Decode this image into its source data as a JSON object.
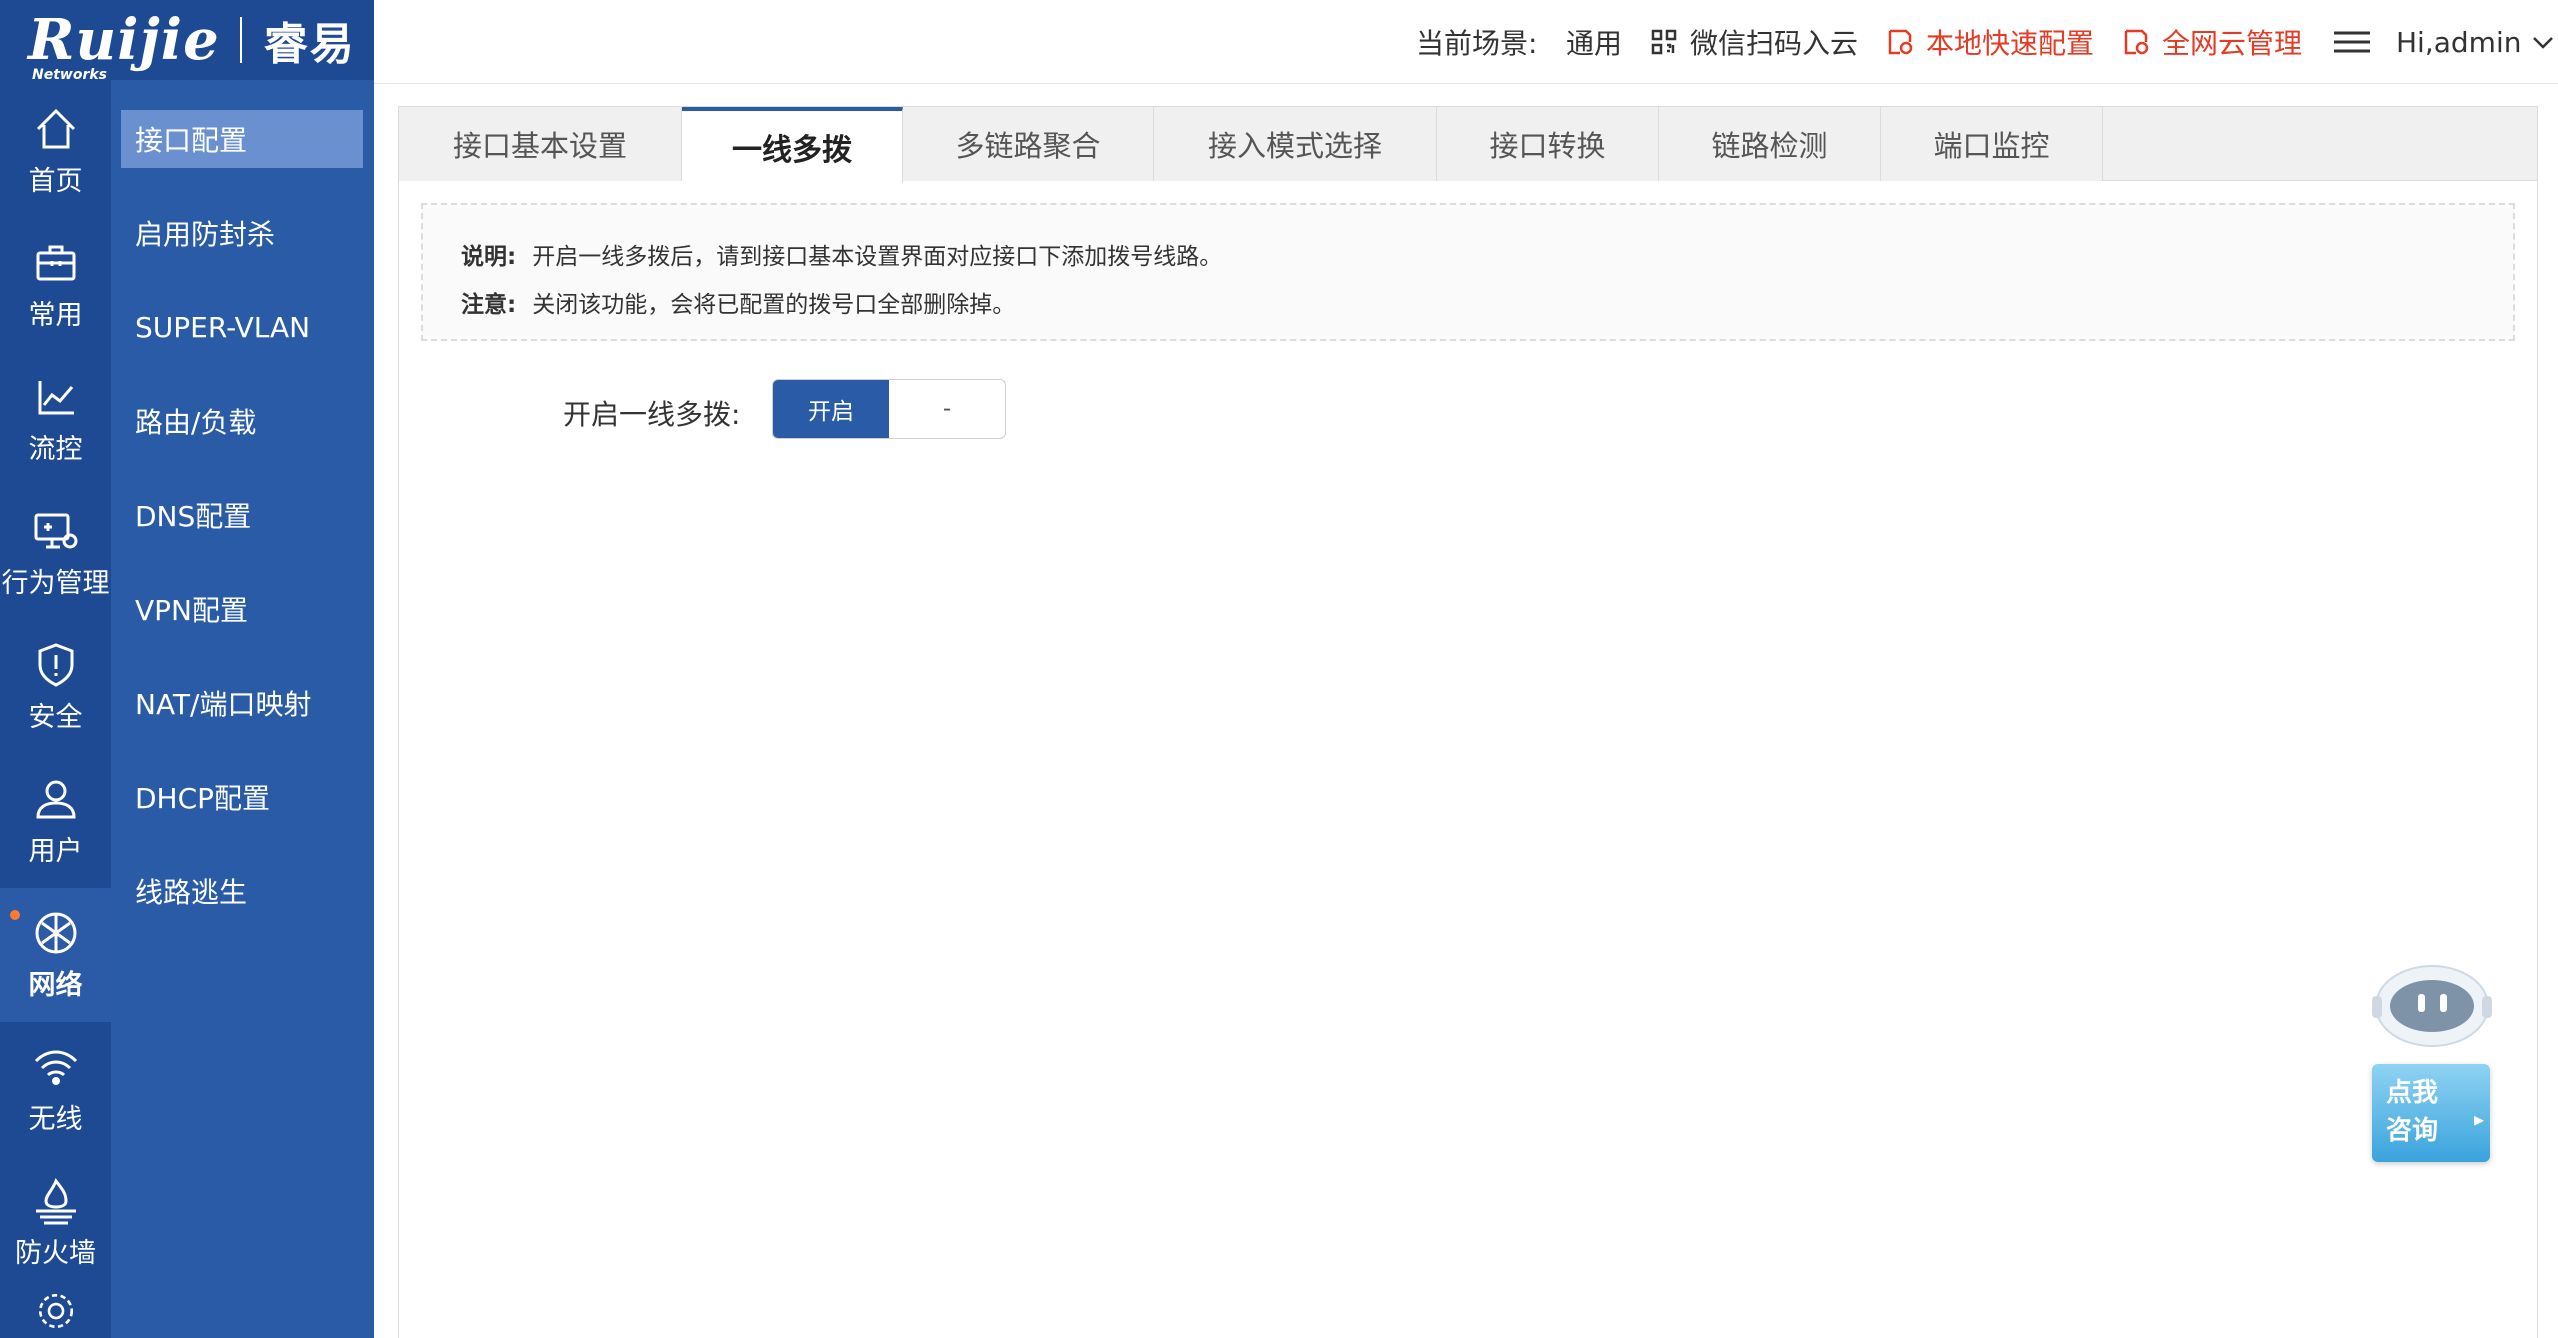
{
  "brand": {
    "name": "Ruijie",
    "sub": "Networks",
    "cn": "睿易"
  },
  "header": {
    "scene_label": "当前场景:",
    "scene_value": "通用",
    "wechat": "微信扫码入云",
    "quick_config": "本地快速配置",
    "cloud_manage": "全网云管理",
    "user": "Hi,admin"
  },
  "rail": [
    {
      "label": "首页",
      "icon": "home-icon"
    },
    {
      "label": "常用",
      "icon": "toolbox-icon"
    },
    {
      "label": "流控",
      "icon": "chart-line-icon"
    },
    {
      "label": "行为管理",
      "icon": "monitor-gear-icon"
    },
    {
      "label": "安全",
      "icon": "shield-icon"
    },
    {
      "label": "用户",
      "icon": "user-icon"
    },
    {
      "label": "网络",
      "icon": "globe-icon",
      "active": true
    },
    {
      "label": "无线",
      "icon": "wifi-icon"
    },
    {
      "label": "防火墙",
      "icon": "firewall-icon"
    }
  ],
  "submenu": [
    {
      "label": "接口配置",
      "active": true
    },
    {
      "label": "启用防封杀"
    },
    {
      "label": "SUPER-VLAN"
    },
    {
      "label": "路由/负载"
    },
    {
      "label": "DNS配置"
    },
    {
      "label": "VPN配置"
    },
    {
      "label": "NAT/端口映射"
    },
    {
      "label": "DHCP配置"
    },
    {
      "label": "线路逃生"
    }
  ],
  "tabs": [
    {
      "label": "接口基本设置"
    },
    {
      "label": "一线多拨",
      "active": true
    },
    {
      "label": "多链路聚合"
    },
    {
      "label": "接入模式选择"
    },
    {
      "label": "接口转换"
    },
    {
      "label": "链路检测"
    },
    {
      "label": "端口监控"
    }
  ],
  "notice": {
    "line1_label": "说明:",
    "line1_text": "开启一线多拨后，请到接口基本设置界面对应接口下添加拨号线路。",
    "line2_label": "注意:",
    "line2_text": "关闭该功能，会将已配置的拨号口全部删除掉。"
  },
  "form": {
    "label": "开启一线多拨:",
    "on": "开启",
    "off": "-"
  },
  "bot": {
    "line1": "点我",
    "line2": "咨询"
  },
  "colors": {
    "rail": "#1d4a92",
    "submenu": "#2a5ba7",
    "accent_red": "#e53a23"
  }
}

→ **GOAL**: Restate each entry word for word, leaving out any pictures.

→ **ANSWER**:
Decode this image into its source data as a JSON object.
{
  "brand": {
    "name": "Ruijie",
    "sub": "Networks",
    "cn": "睿易"
  },
  "header": {
    "scene_label": "当前场景:",
    "scene_value": "通用",
    "wechat": "微信扫码入云",
    "quick_config": "本地快速配置",
    "cloud_manage": "全网云管理",
    "user": "Hi,admin"
  },
  "rail": [
    {
      "label": "首页",
      "icon": "home-icon"
    },
    {
      "label": "常用",
      "icon": "toolbox-icon"
    },
    {
      "label": "流控",
      "icon": "chart-line-icon"
    },
    {
      "label": "行为管理",
      "icon": "monitor-gear-icon"
    },
    {
      "label": "安全",
      "icon": "shield-icon"
    },
    {
      "label": "用户",
      "icon": "user-icon"
    },
    {
      "label": "网络",
      "icon": "globe-icon",
      "active": true
    },
    {
      "label": "无线",
      "icon": "wifi-icon"
    },
    {
      "label": "防火墙",
      "icon": "firewall-icon"
    }
  ],
  "submenu": [
    {
      "label": "接口配置",
      "active": true
    },
    {
      "label": "启用防封杀"
    },
    {
      "label": "SUPER-VLAN"
    },
    {
      "label": "路由/负载"
    },
    {
      "label": "DNS配置"
    },
    {
      "label": "VPN配置"
    },
    {
      "label": "NAT/端口映射"
    },
    {
      "label": "DHCP配置"
    },
    {
      "label": "线路逃生"
    }
  ],
  "tabs": [
    {
      "label": "接口基本设置"
    },
    {
      "label": "一线多拨",
      "active": true
    },
    {
      "label": "多链路聚合"
    },
    {
      "label": "接入模式选择"
    },
    {
      "label": "接口转换"
    },
    {
      "label": "链路检测"
    },
    {
      "label": "端口监控"
    }
  ],
  "notice": {
    "line1_label": "说明:",
    "line1_text": "开启一线多拨后，请到接口基本设置界面对应接口下添加拨号线路。",
    "line2_label": "注意:",
    "line2_text": "关闭该功能，会将已配置的拨号口全部删除掉。"
  },
  "form": {
    "label": "开启一线多拨:",
    "on": "开启",
    "off": "-"
  },
  "bot": {
    "line1": "点我",
    "line2": "咨询"
  },
  "colors": {
    "rail": "#1d4a92",
    "submenu": "#2a5ba7",
    "accent_red": "#e53a23"
  }
}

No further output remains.